▶ PROVIDED RECORDS

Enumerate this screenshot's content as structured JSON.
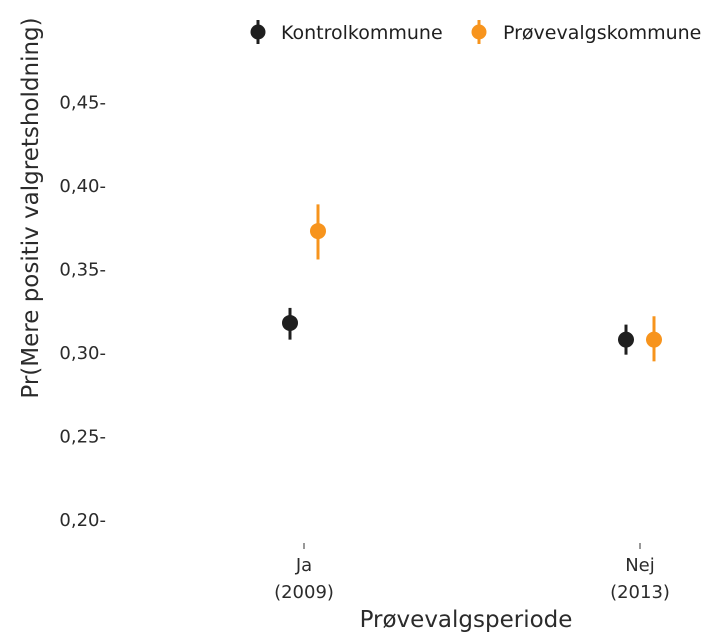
{
  "chart_data": {
    "type": "scatter",
    "title": "",
    "xlabel": "Prøvevalgsperiode",
    "ylabel": "Pr(Mere positiv valgretsholdning)",
    "categories": [
      {
        "line1": "Ja",
        "line2": "(2009)"
      },
      {
        "line1": "Nej",
        "line2": "(2013)"
      }
    ],
    "ylim": [
      0.2,
      0.46
    ],
    "yticks": [
      {
        "value": 0.2,
        "label": "0,20-"
      },
      {
        "value": 0.25,
        "label": "0,25-"
      },
      {
        "value": 0.3,
        "label": "0,30-"
      },
      {
        "value": 0.35,
        "label": "0,35-"
      },
      {
        "value": 0.4,
        "label": "0,40-"
      },
      {
        "value": 0.45,
        "label": "0,45-"
      }
    ],
    "grid": false,
    "legend_position": "top",
    "series": [
      {
        "name": "Kontrolkommune",
        "color": "#1f1f1f",
        "points": [
          {
            "category": 0,
            "estimate": 0.318,
            "lower": 0.308,
            "upper": 0.327
          },
          {
            "category": 1,
            "estimate": 0.308,
            "lower": 0.299,
            "upper": 0.317
          }
        ]
      },
      {
        "name": "Prøvevalgskommune",
        "color": "#f7941d",
        "points": [
          {
            "category": 0,
            "estimate": 0.373,
            "lower": 0.356,
            "upper": 0.389
          },
          {
            "category": 1,
            "estimate": 0.308,
            "lower": 0.295,
            "upper": 0.322
          }
        ]
      }
    ]
  }
}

▶ WHAT IS NEEDED
Across the material above, how many lines include the string "estimate"? Only the number is wanted.

▶ CORRECT RESPONSE
4